--- start of EXERCISE MATERIALS ---
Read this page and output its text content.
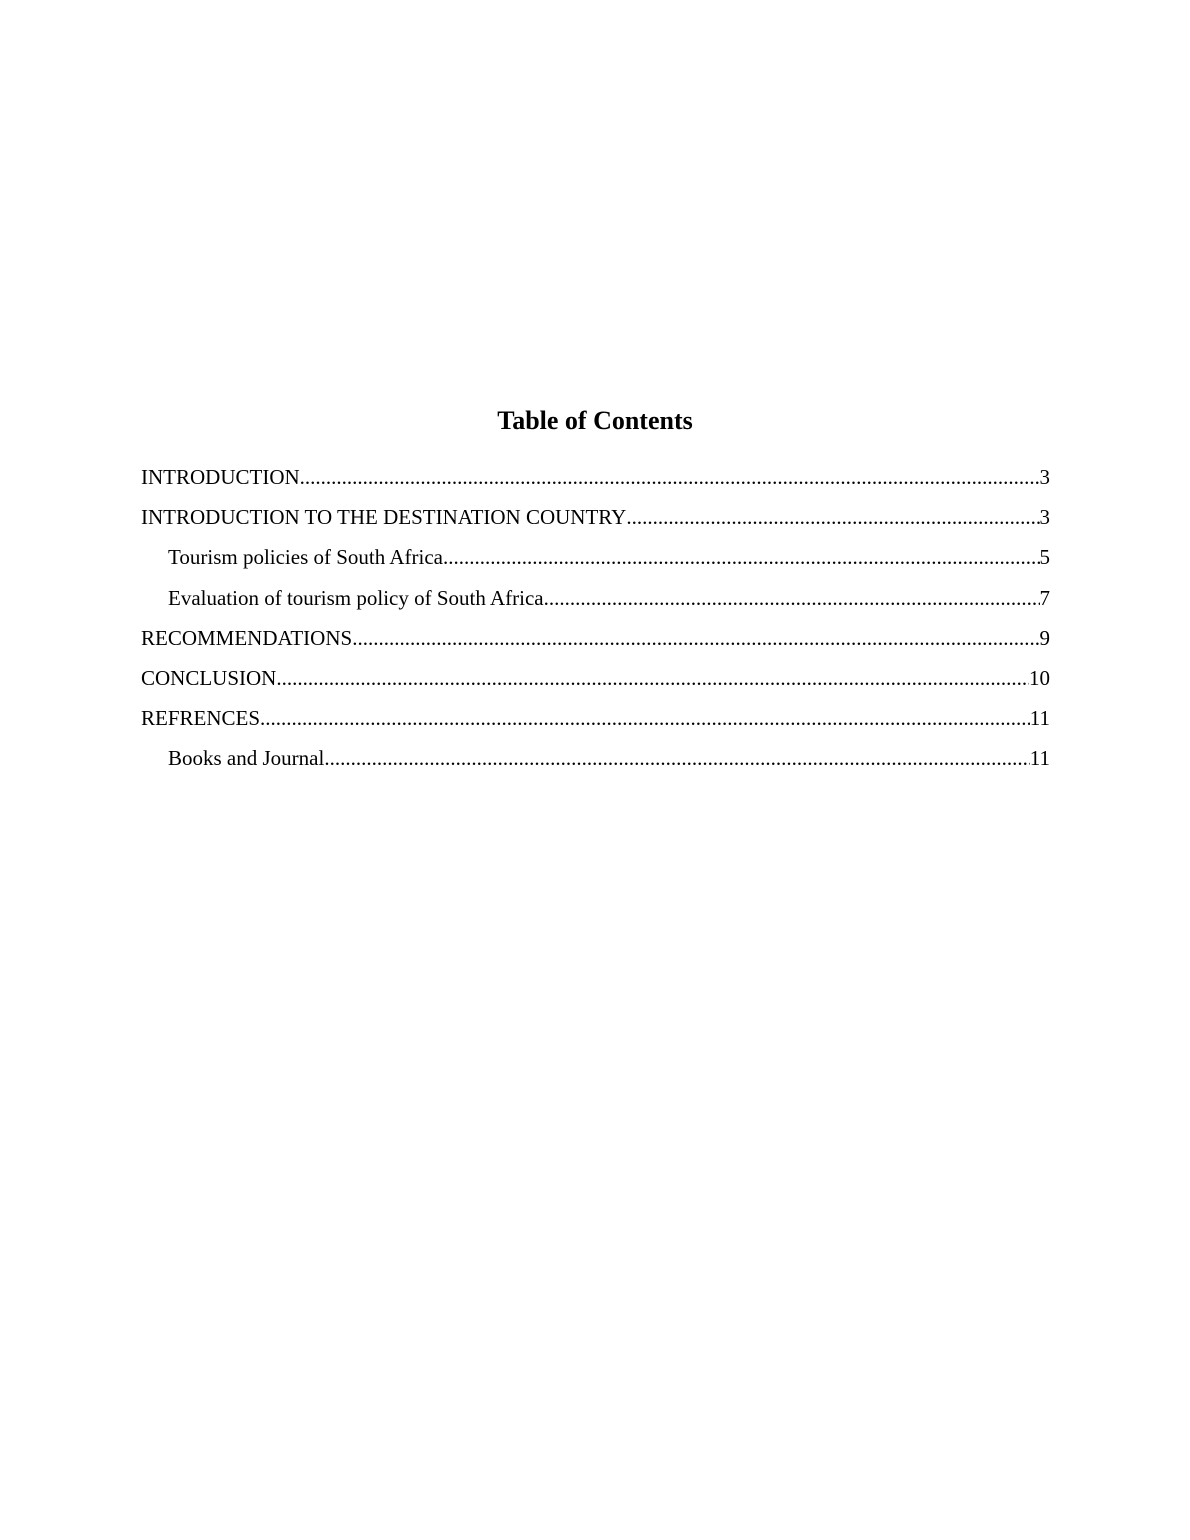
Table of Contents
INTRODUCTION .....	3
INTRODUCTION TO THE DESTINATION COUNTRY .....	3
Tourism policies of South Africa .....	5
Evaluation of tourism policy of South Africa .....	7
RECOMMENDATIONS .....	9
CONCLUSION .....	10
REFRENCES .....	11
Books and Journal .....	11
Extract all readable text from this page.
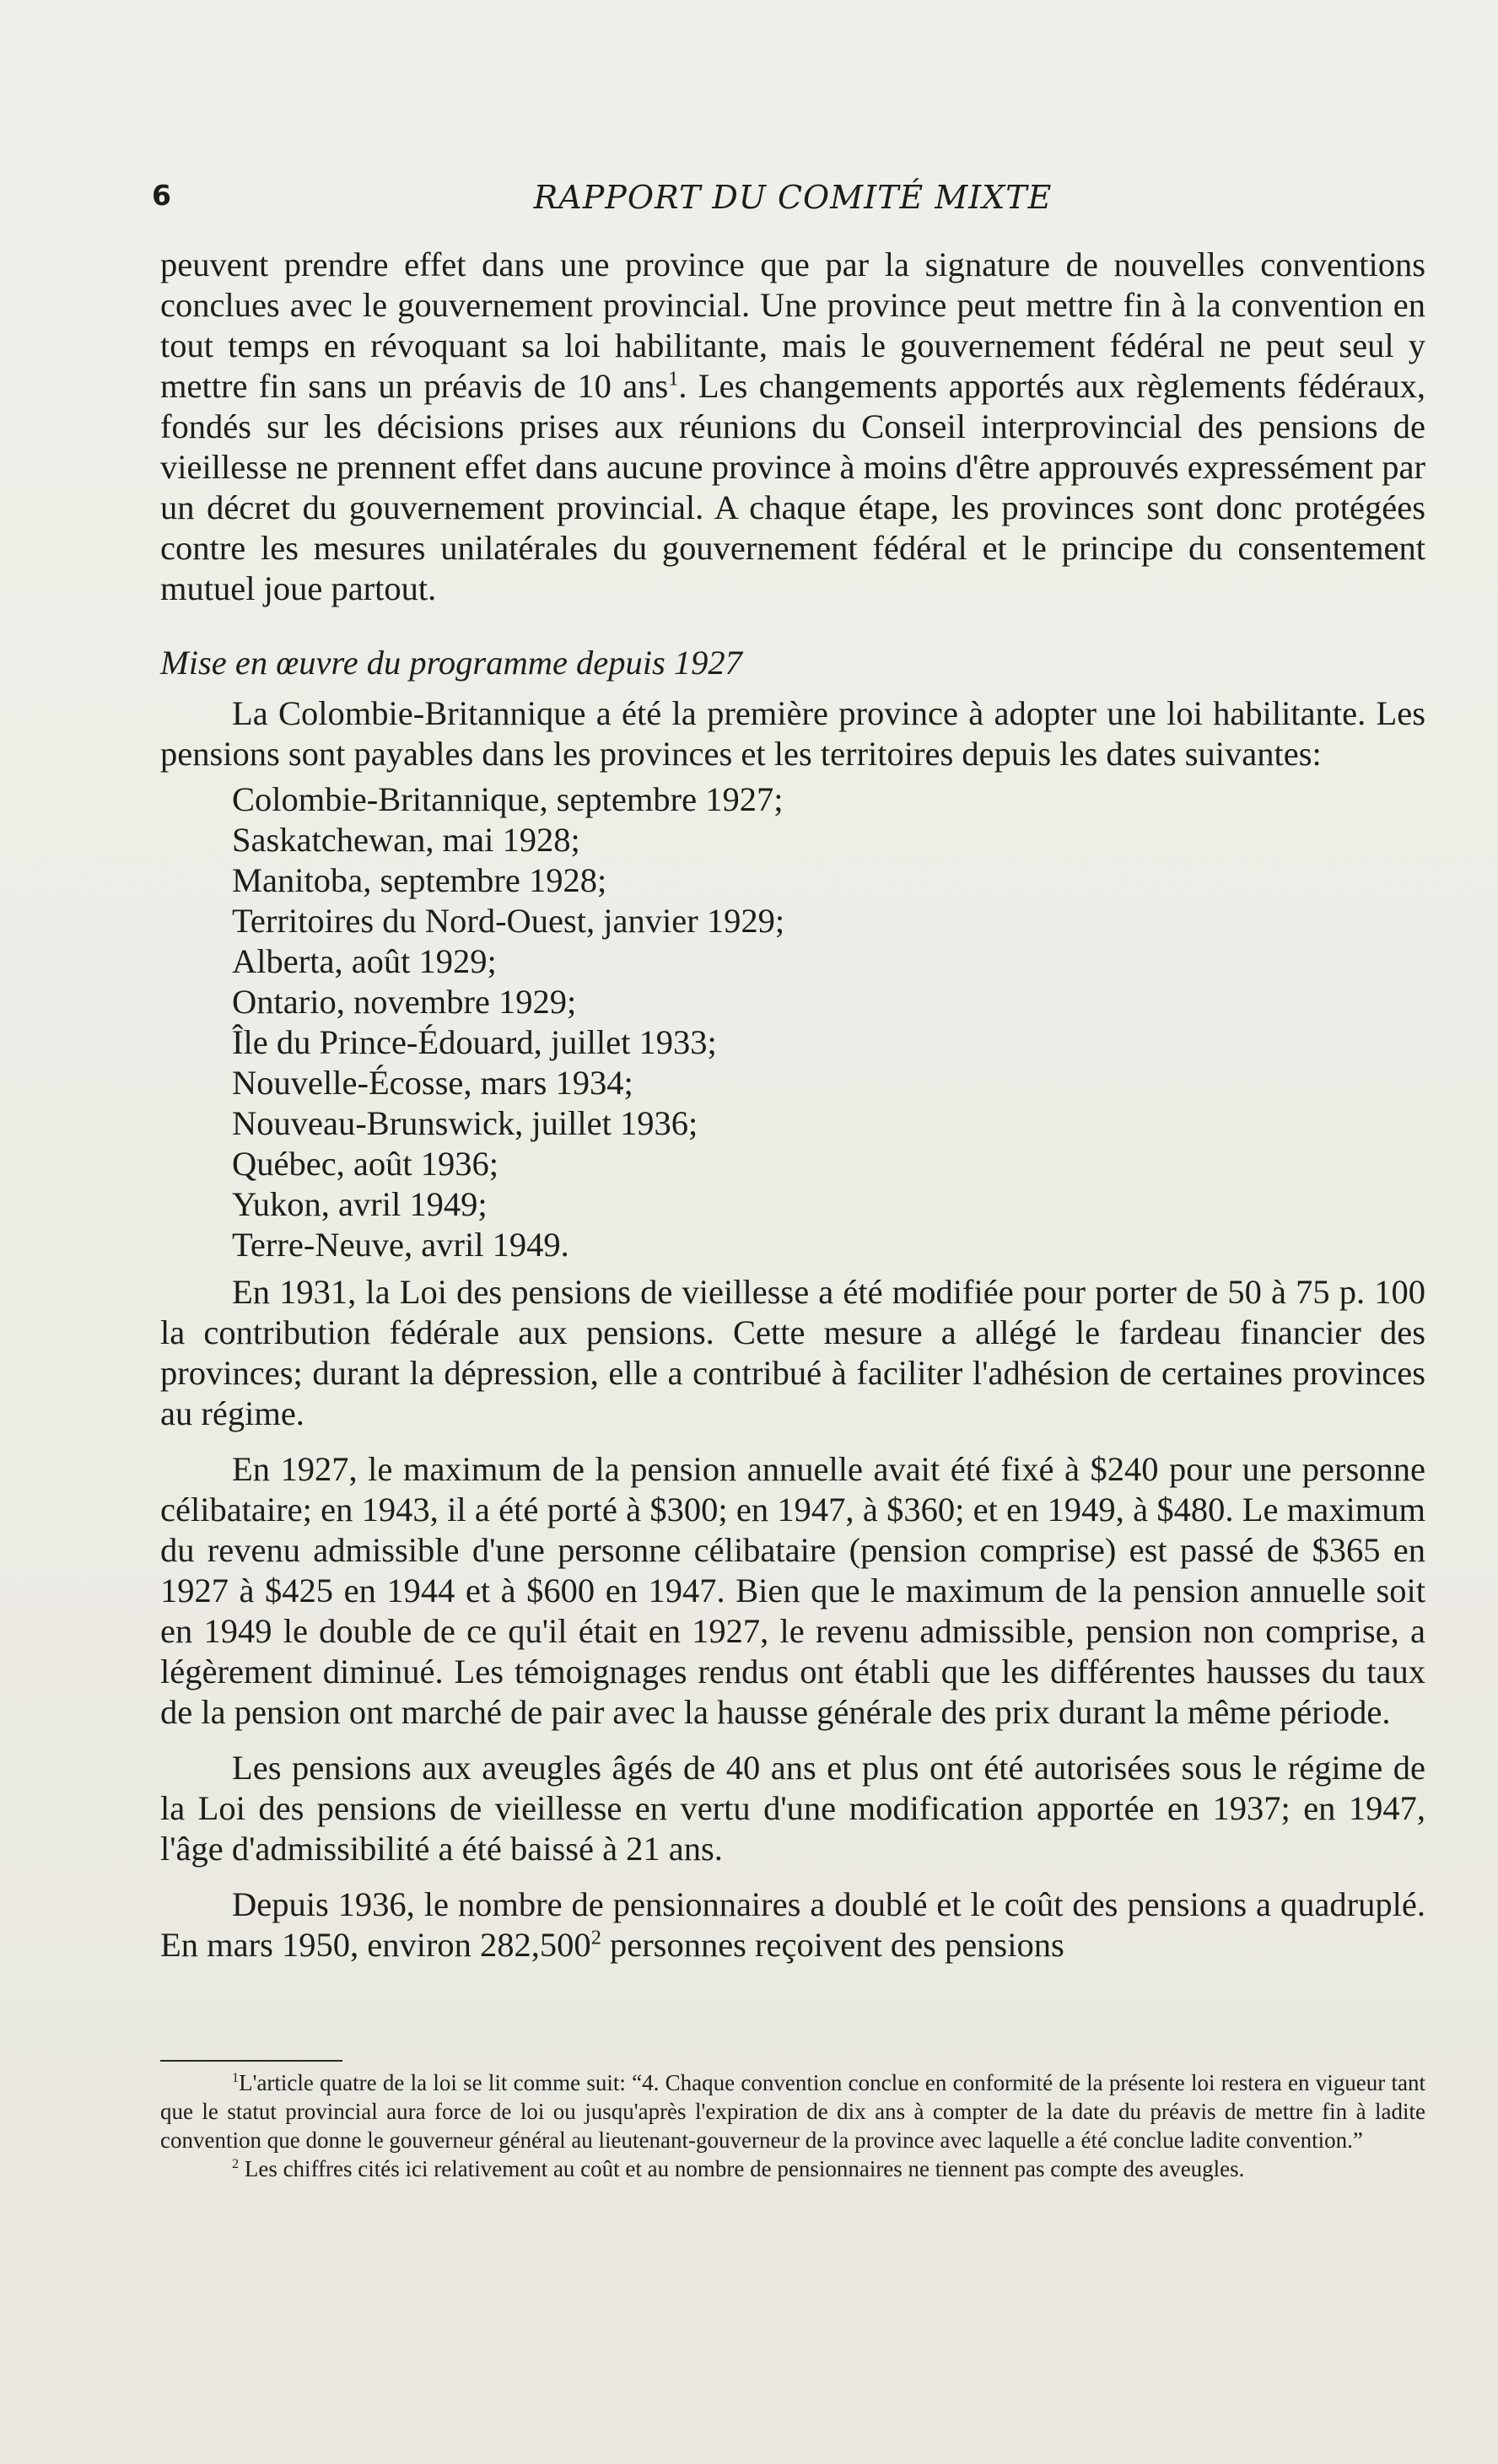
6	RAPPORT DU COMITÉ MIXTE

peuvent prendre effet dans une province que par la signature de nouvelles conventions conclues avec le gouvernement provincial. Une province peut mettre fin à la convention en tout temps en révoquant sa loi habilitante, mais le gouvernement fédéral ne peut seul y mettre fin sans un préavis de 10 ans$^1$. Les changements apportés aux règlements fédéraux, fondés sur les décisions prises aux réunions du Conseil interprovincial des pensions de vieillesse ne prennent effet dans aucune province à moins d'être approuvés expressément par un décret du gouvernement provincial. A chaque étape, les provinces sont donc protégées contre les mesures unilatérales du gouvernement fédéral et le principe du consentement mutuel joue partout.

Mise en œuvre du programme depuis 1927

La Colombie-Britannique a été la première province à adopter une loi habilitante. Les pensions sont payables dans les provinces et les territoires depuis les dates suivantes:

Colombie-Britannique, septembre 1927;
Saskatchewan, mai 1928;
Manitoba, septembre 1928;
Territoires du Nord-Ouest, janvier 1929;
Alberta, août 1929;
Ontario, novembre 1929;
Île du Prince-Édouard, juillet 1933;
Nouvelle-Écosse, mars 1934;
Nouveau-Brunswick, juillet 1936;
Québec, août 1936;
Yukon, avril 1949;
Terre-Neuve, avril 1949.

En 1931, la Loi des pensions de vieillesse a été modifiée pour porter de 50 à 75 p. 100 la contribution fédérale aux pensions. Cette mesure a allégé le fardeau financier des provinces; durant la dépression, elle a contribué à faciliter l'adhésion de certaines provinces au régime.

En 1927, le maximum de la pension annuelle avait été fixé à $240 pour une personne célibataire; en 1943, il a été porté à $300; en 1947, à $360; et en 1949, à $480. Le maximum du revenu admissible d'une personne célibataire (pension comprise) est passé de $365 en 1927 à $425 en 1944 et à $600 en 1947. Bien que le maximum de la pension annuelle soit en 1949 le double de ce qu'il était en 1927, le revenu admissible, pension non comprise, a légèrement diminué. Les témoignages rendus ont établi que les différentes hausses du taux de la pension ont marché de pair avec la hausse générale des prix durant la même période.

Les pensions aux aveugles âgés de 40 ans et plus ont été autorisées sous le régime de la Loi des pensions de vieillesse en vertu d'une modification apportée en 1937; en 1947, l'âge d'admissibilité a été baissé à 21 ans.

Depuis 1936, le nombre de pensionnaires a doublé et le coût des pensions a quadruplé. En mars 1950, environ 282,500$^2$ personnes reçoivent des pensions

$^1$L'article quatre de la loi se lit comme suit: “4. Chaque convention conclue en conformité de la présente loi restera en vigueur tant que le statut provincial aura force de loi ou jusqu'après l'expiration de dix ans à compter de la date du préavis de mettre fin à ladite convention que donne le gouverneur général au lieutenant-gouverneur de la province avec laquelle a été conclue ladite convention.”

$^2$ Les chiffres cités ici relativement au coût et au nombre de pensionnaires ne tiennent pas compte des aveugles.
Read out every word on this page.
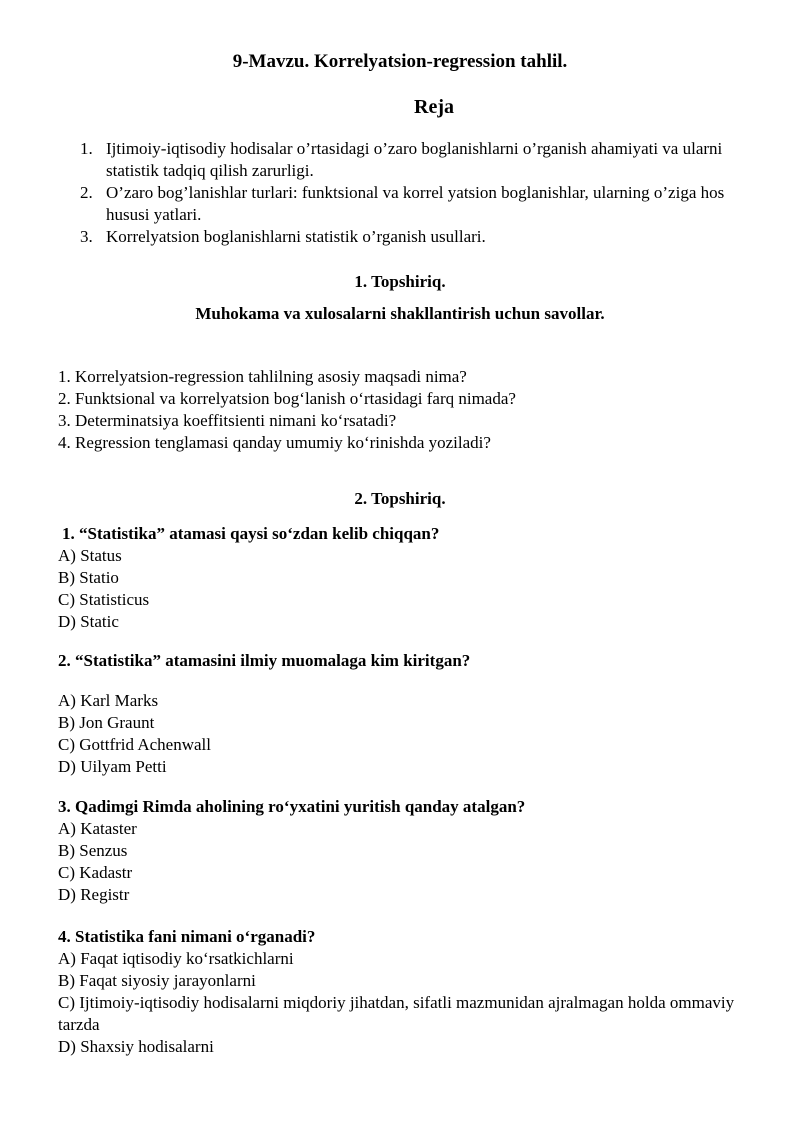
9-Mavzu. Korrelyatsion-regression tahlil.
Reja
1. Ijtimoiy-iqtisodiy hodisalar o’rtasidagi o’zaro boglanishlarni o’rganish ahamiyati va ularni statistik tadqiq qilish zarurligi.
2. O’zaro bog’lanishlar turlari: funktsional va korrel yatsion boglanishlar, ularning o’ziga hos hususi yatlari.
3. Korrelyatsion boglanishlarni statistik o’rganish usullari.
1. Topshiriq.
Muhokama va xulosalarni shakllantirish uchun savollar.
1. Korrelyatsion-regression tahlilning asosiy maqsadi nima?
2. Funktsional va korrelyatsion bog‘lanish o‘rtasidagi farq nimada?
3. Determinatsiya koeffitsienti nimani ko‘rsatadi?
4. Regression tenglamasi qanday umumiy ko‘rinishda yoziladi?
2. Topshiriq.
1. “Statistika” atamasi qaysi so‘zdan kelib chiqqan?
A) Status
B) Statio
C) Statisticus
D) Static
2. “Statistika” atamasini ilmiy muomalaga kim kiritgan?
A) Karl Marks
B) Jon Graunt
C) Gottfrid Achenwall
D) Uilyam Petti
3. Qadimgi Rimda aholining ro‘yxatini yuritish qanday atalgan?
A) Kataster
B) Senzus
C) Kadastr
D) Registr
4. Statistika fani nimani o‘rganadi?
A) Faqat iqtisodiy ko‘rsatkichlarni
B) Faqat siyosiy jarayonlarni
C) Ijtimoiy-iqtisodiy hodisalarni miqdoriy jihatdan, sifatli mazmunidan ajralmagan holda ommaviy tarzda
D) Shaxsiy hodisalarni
--- end of EXERCISE MATERIALS ---
WHAT NEEDS TO BE DONE:
Look through the material and copy each line that has "septembre".

RESPONSE TO THE EXERCISE:
Colombie-Britannique, septembre 1927;
Manitoba, septembre 1928;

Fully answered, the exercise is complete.